Exercise input >>
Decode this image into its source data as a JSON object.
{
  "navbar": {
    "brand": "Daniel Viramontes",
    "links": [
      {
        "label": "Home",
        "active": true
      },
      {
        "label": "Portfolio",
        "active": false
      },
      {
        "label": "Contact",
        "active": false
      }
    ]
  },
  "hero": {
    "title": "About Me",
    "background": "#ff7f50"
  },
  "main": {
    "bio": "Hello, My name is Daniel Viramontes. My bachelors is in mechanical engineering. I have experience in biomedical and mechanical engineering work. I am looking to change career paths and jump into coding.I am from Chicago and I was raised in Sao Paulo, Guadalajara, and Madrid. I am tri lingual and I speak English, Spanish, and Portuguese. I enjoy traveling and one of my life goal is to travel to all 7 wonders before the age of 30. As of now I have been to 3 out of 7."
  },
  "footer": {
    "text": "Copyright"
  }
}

--

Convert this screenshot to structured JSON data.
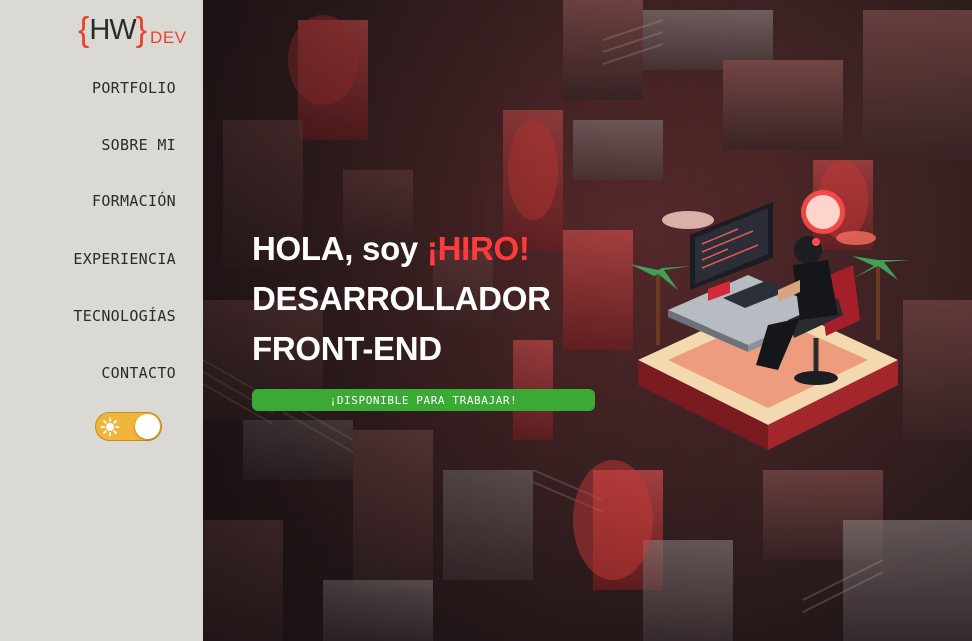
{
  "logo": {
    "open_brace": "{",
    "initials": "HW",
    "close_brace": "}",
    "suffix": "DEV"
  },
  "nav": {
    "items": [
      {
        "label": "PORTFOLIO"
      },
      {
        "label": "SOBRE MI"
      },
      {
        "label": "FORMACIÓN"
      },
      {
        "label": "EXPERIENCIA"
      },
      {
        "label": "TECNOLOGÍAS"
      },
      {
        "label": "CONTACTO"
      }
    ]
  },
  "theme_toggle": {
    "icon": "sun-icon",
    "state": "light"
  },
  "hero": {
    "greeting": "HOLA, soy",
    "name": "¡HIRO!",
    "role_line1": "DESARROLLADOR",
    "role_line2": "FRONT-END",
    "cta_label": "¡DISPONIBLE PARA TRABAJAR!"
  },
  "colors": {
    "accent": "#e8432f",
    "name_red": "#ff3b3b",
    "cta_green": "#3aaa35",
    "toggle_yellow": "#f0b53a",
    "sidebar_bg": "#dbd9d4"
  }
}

Aim >>
In the material above, find the lines that contain "data" and show them.

Result of the exercise >>
Decode this image into its source data as a JSON object.
Convert this screenshot to structured JSON data.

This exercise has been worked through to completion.